→ Stored data
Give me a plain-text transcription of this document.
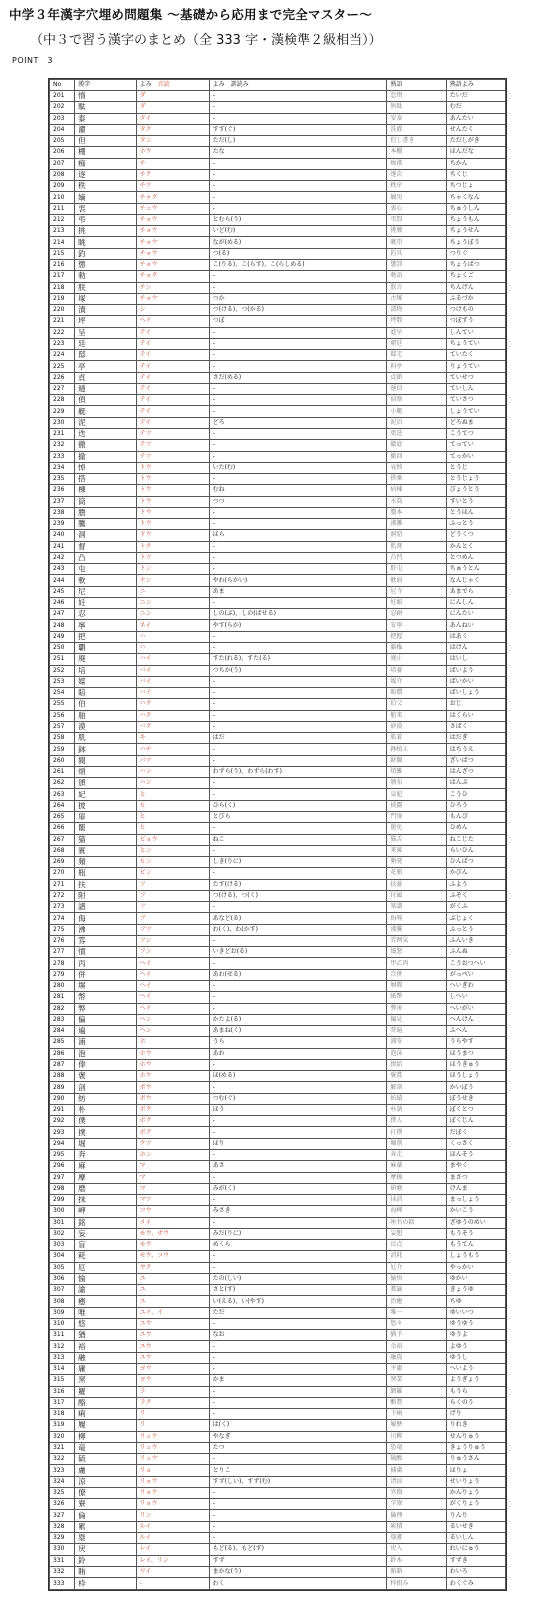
中学３年漢字穴埋め問題集 〜基礎から応用まで完全マスター〜
（中３で習う漢字のまとめ（全 333 字・漢検準２級相当））
POINT　3
No	漢字	よみ　 音読	よみ　訓読み	熟語	熟語よみ
201	惰	ダ	-	怠惰	たいだ
202	駄	ダ	-	無駄	むだ
203	泰	タイ	-	安泰	あんたい
204	濯	タク	すす(ぐ)	洗濯	せんたく
205	但	タン	ただ(し)	但し書き	ただしがき
206	棚	ホウ	たな	本棚	ほんだな
207	痴	チ	-	痴漢	ちかん
208	逐	チク	-	逐次	ちくじ
209	秩	チツ	-	秩序	ちつじょ
210	嫡	チャク	-	嫡男	ちゃくなん
211	衷	チュウ	-	衷心	ちゅうしん
212	弔	チョウ	とむら(う)	弔問	ちょうもん
213	挑	チョウ	いど(む)	挑戦	ちょうせん
214	眺	チョウ	なが(める)	眺望	ちょうぼう
215	釣	チョウ	つ(る)	釣具	つりぐ
216	懲	チョウ	こ(りる)、こ(らす)、こ(らしめる)	懲罰	ちょうばつ
217	勅	チョク	-	勅語	ちょくご
218	朕	チン	-	朕言	ちんげん
219	塚	チョウ	つか	古塚	ふるづか
220	漬	シ	つ(ける)、つ(かる)	漬物	つけもの
221	坪	ヘイ	つぼ	坪数	つぼすう
222	呈	テイ	-	進呈	しんてい
223	廷	テイ	-	朝廷	ちょうてい
224	邸	テイ	-	邸宅	ていたく
225	亭	テイ	-	料亭	りょうてい
226	貞	テイ	さだ(める)	貞節	ていせつ
227	逓	テイ	-	逓信	ていしん
228	偵	テイ	-	偵察	ていさつ
229	艇	テイ	-	小艇	しょうてい
230	泥	デイ	どろ	泥沼	どろぬま
231	迭	テツ	-	更迭	こうてつ
232	徹	テツ	-	徹底	てってい
233	撤	テツ	-	撤回	てっかい
234	悼	トウ	いた(む)	哀悼	とうじ
235	搭	トウ	-	搭乗	とうじょう
236	棟	トウ	むね	病棟	びょうとう
237	筒	トウ	つつ	水筒	すいとう
238	謄	トウ	-	謄本	とうほん
239	騰	トウ	-	沸騰	ふっとう
240	洞	ドウ	ほら	洞窟	どうくつ
241	督	トク	-	監督	かんとく
242	凸	トツ	-	凸凹	とつめん
243	屯	トン	-	駐屯	ちゅうとん
244	軟	ナン	やわ(らかい)	軟弱	なんじゃく
245	尼	ニ	あま	尼寺	あまでら
246	妊	ニン	-	妊娠	にんしん
247	忍	ニン	しの(ぶ)、しの(ばせる)	忍耐	にんたい
248	寧	ネイ	やす(らか)	安寧	あんねい
249	把	ハ	-	把握	はあく
250	覇	ハ	-	覇権	はけん
251	廃	ハイ	すた(れる)、すた(る)	廃止	はいし
252	培	バイ	つちか(う)	培養	ばいよう
253	媒	バイ	-	媒介	ばいかい
254	賠	バイ	-	賠償	ばいしょう
255	伯	ハク	-	伯父	おじ
256	舶	ハク	-	舶来	はくらい
257	漠	バク	-	砂漠	さばく
258	肌	キ	はだ	肌着	はだぎ
259	鉢	ハチ	-	鉢植え	はちうえ
260	閥	バツ	-	財閥	ざいばつ
261	煩	ハン	わずら(う)、わずら(わす)	煩雑	はんざつ
262	頒	ハン	-	頒布	はんぷ
263	妃	ヒ	-	皇妃	こうひ
264	披	ヒ	ひら(く)	披露	ひろう
265	扉	ヒ	とびら	門扉	もんぴ
266	罷	ヒ	-	罷免	ひめん
267	猫	ビョウ	ねこ	猫舌	ねこじた
268	賓	ヒン	-	来賓	らいひん
269	頻	ヒン	しき(りに)	頻発	ひんぱつ
270	瓶	ビン	-	花瓶	かびん
271	扶	フ	たす(ける)	扶養	ふよう
272	附	フ	つ(ける)、つ(く)	付属	ふぞく
273	譜	フ	-	楽譜	がくふ
274	侮	ブ	あなど(る)	侮辱	ぶじょく
275	沸	フツ	わ(く)、わ(かす)	沸騰	ふっとう
276	雰	フン	-	雰囲気	ふんいき
277	憤	フン	いきどお(る)	憤怒	ふんぬ
278	丙	ヘイ	-	甲乙丙	こうおつへい
279	併	ヘイ	あわ(せる)	合併	がっぺい
280	塀	ヘイ	-	塀際	へいぎわ
281	幣	ヘイ	-	紙幣	しへい
282	弊	ヘイ	-	弊害	へいがい
283	偏	ヘン	かたよ(る)	偏見	へんけん
284	遍	ヘン	あまね(く)	普遍	ふへん
285	浦	ホ	うら	浦安	うらやす
286	泡	ホウ	あわ	泡沫	ほうまつ
287	俸	ホウ	-	俸給	ほうきゅう
288	褒	ホウ	ほ(める)	褒賞	ほうしょう
289	剖	ボウ	-	解剖	かいぼう
290	紡	ボウ	つむ(ぐ)	紡績	ぼうせき
291	朴	ボク	ほう	朴訥	ぼくとつ
292	僕	ボク	-	僕人	ぼくじん
293	撲	ボク	-	打撲	だぼく
294	堀	クツ	ほり	堀削	くっさく
295	奔	ホン	-	奔走	ほんそう
296	麻	マ	あさ	麻薬	まやく
297	摩	マ	-	摩擦	まさつ
298	磨	マ	みが(く)	研磨	けんま
299	抹	マツ	-	抹消	まっしょう
300	岬	コウ	みさき	海岬	かいこう
301	銘	メイ	-	座右の銘	ざゆうのめい
302	妄	モウ、ボウ	みだ(りに)	妄想	もうそう
303	盲	モウ	めくら	盲点	もうてん
304	耗	モウ、コウ	-	消耗	しょうもう
305	厄	ヤク	-	厄介	やっかい
306	愉	ユ	たの(しい)	愉快	ゆかい
307	諭	ユ	さと(す)	教諭	きょうゆ
308	癒	ユ	い(える)、い(やす)	治癒	ちゆ
309	唯	ユイ、イ	ただ	唯一	ゆいいつ
310	悠	ユウ	-	悠々	ゆうゆう
311	猶	ユウ	なお	猶予	ゆうよ
312	裕	ユウ	-	余裕	よゆう
313	融	ユウ	-	融資	ゆうし
314	庸	ヨウ	-	平庸	へいよう
315	窯	ヨウ	かま	窯業	ようぎょう
316	羅	ラ	-	網羅	もうら
317	酪	ラク	-	酪農	らくのう
318	痢	リ	-	下痢	げり
319	履	リ	は(く)	履歴	りれき
320	柳	リュウ	やなぎ	川柳	せんりゅう
321	竜	リュウ	たつ	恐竜	きょうりゅう
322	硫	リュウ	-	硫酸	りゅうさん
323	虜	リョ	とりこ	捕虜	ほりょ
324	涼	リョウ	すず(しい)、すず(む)	清涼	せいりょう
325	僚	リョウ	-	官僚	かんりょう
326	寮	リョウ	-	学寮	がくりょう
327	倫	リン	-	倫理	りんり
328	累	ルイ	-	累積	るいせき
329	塁	ルイ	-	塁審	るいしん
330	戻	レイ	もど(る)、もど(す)	戻入	れいにゅう
331	鈴	レイ、リン	すず	鈴木	すずき
332	賄	ワイ	まかな(う)	賄賂	わいろ
333	枠	-	わく	枠組み	わくぐみ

→ What you need to do
All of the lines above should be printed exactly, minus the pictures.

→ Complete output
Give me a plain-text transcription of this document.
中学３年漢字穴埋め問題集 〜基礎から応用まで完全マスター〜
（中３で習う漢字のまとめ（全 333 字・漢検準２級相当））
POINT　3
No	漢字	よみ　 音読	よみ　訓読み	熟語	熟語よみ
201	惰	ダ	-	怠惰	たいだ
202	駄	ダ	-	無駄	むだ
203	泰	タイ	-	安泰	あんたい
204	濯	タク	すす(ぐ)	洗濯	せんたく
205	但	タン	ただ(し)	但し書き	ただしがき
206	棚	ホウ	たな	本棚	ほんだな
207	痴	チ	-	痴漢	ちかん
208	逐	チク	-	逐次	ちくじ
209	秩	チツ	-	秩序	ちつじょ
210	嫡	チャク	-	嫡男	ちゃくなん
211	衷	チュウ	-	衷心	ちゅうしん
212	弔	チョウ	とむら(う)	弔問	ちょうもん
213	挑	チョウ	いど(む)	挑戦	ちょうせん
214	眺	チョウ	なが(める)	眺望	ちょうぼう
215	釣	チョウ	つ(る)	釣具	つりぐ
216	懲	チョウ	こ(りる)、こ(らす)、こ(らしめる)	懲罰	ちょうばつ
217	勅	チョク	-	勅語	ちょくご
218	朕	チン	-	朕言	ちんげん
219	塚	チョウ	つか	古塚	ふるづか
220	漬	シ	つ(ける)、つ(かる)	漬物	つけもの
221	坪	ヘイ	つぼ	坪数	つぼすう
222	呈	テイ	-	進呈	しんてい
223	廷	テイ	-	朝廷	ちょうてい
224	邸	テイ	-	邸宅	ていたく
225	亭	テイ	-	料亭	りょうてい
226	貞	テイ	さだ(める)	貞節	ていせつ
227	逓	テイ	-	逓信	ていしん
228	偵	テイ	-	偵察	ていさつ
229	艇	テイ	-	小艇	しょうてい
230	泥	デイ	どろ	泥沼	どろぬま
231	迭	テツ	-	更迭	こうてつ
232	徹	テツ	-	徹底	てってい
233	撤	テツ	-	撤回	てっかい
234	悼	トウ	いた(む)	哀悼	とうじ
235	搭	トウ	-	搭乗	とうじょう
236	棟	トウ	むね	病棟	びょうとう
237	筒	トウ	つつ	水筒	すいとう
238	謄	トウ	-	謄本	とうほん
239	騰	トウ	-	沸騰	ふっとう
240	洞	ドウ	ほら	洞窟	どうくつ
241	督	トク	-	監督	かんとく
242	凸	トツ	-	凸凹	とつめん
243	屯	トン	-	駐屯	ちゅうとん
244	軟	ナン	やわ(らかい)	軟弱	なんじゃく
245	尼	ニ	あま	尼寺	あまでら
246	妊	ニン	-	妊娠	にんしん
247	忍	ニン	しの(ぶ)、しの(ばせる)	忍耐	にんたい
248	寧	ネイ	やす(らか)	安寧	あんねい
249	把	ハ	-	把握	はあく
250	覇	ハ	-	覇権	はけん
251	廃	ハイ	すた(れる)、すた(る)	廃止	はいし
252	培	バイ	つちか(う)	培養	ばいよう
253	媒	バイ	-	媒介	ばいかい
254	賠	バイ	-	賠償	ばいしょう
255	伯	ハク	-	伯父	おじ
256	舶	ハク	-	舶来	はくらい
257	漠	バク	-	砂漠	さばく
258	肌	キ	はだ	肌着	はだぎ
259	鉢	ハチ	-	鉢植え	はちうえ
260	閥	バツ	-	財閥	ざいばつ
261	煩	ハン	わずら(う)、わずら(わす)	煩雑	はんざつ
262	頒	ハン	-	頒布	はんぷ
263	妃	ヒ	-	皇妃	こうひ
264	披	ヒ	ひら(く)	披露	ひろう
265	扉	ヒ	とびら	門扉	もんぴ
266	罷	ヒ	-	罷免	ひめん
267	猫	ビョウ	ねこ	猫舌	ねこじた
268	賓	ヒン	-	来賓	らいひん
269	頻	ヒン	しき(りに)	頻発	ひんぱつ
270	瓶	ビン	-	花瓶	かびん
271	扶	フ	たす(ける)	扶養	ふよう
272	附	フ	つ(ける)、つ(く)	付属	ふぞく
273	譜	フ	-	楽譜	がくふ
274	侮	ブ	あなど(る)	侮辱	ぶじょく
275	沸	フツ	わ(く)、わ(かす)	沸騰	ふっとう
276	雰	フン	-	雰囲気	ふんいき
277	憤	フン	いきどお(る)	憤怒	ふんぬ
278	丙	ヘイ	-	甲乙丙	こうおつへい
279	併	ヘイ	あわ(せる)	合併	がっぺい
280	塀	ヘイ	-	塀際	へいぎわ
281	幣	ヘイ	-	紙幣	しへい
282	弊	ヘイ	-	弊害	へいがい
283	偏	ヘン	かたよ(る)	偏見	へんけん
284	遍	ヘン	あまね(く)	普遍	ふへん
285	浦	ホ	うら	浦安	うらやす
286	泡	ホウ	あわ	泡沫	ほうまつ
287	俸	ホウ	-	俸給	ほうきゅう
288	褒	ホウ	ほ(める)	褒賞	ほうしょう
289	剖	ボウ	-	解剖	かいぼう
290	紡	ボウ	つむ(ぐ)	紡績	ぼうせき
291	朴	ボク	ほう	朴訥	ぼくとつ
292	僕	ボク	-	僕人	ぼくじん
293	撲	ボク	-	打撲	だぼく
294	堀	クツ	ほり	堀削	くっさく
295	奔	ホン	-	奔走	ほんそう
296	麻	マ	あさ	麻薬	まやく
297	摩	マ	-	摩擦	まさつ
298	磨	マ	みが(く)	研磨	けんま
299	抹	マツ	-	抹消	まっしょう
300	岬	コウ	みさき	海岬	かいこう
301	銘	メイ	-	座右の銘	ざゆうのめい
302	妄	モウ、ボウ	みだ(りに)	妄想	もうそう
303	盲	モウ	めくら	盲点	もうてん
304	耗	モウ、コウ	-	消耗	しょうもう
305	厄	ヤク	-	厄介	やっかい
306	愉	ユ	たの(しい)	愉快	ゆかい
307	諭	ユ	さと(す)	教諭	きょうゆ
308	癒	ユ	い(える)、い(やす)	治癒	ちゆ
309	唯	ユイ、イ	ただ	唯一	ゆいいつ
310	悠	ユウ	-	悠々	ゆうゆう
311	猶	ユウ	なお	猶予	ゆうよ
312	裕	ユウ	-	余裕	よゆう
313	融	ユウ	-	融資	ゆうし
314	庸	ヨウ	-	平庸	へいよう
315	窯	ヨウ	かま	窯業	ようぎょう
316	羅	ラ	-	網羅	もうら
317	酪	ラク	-	酪農	らくのう
318	痢	リ	-	下痢	げり
319	履	リ	は(く)	履歴	りれき
320	柳	リュウ	やなぎ	川柳	せんりゅう
321	竜	リュウ	たつ	恐竜	きょうりゅう
322	硫	リュウ	-	硫酸	りゅうさん
323	虜	リョ	とりこ	捕虜	ほりょ
324	涼	リョウ	すず(しい)、すず(む)	清涼	せいりょう
325	僚	リョウ	-	官僚	かんりょう
326	寮	リョウ	-	学寮	がくりょう
327	倫	リン	-	倫理	りんり
328	累	ルイ	-	累積	るいせき
329	塁	ルイ	-	塁審	るいしん
330	戻	レイ	もど(る)、もど(す)	戻入	れいにゅう
331	鈴	レイ、リン	すず	鈴木	すずき
332	賄	ワイ	まかな(う)	賄賂	わいろ
333	枠	-	わく	枠組み	わくぐみ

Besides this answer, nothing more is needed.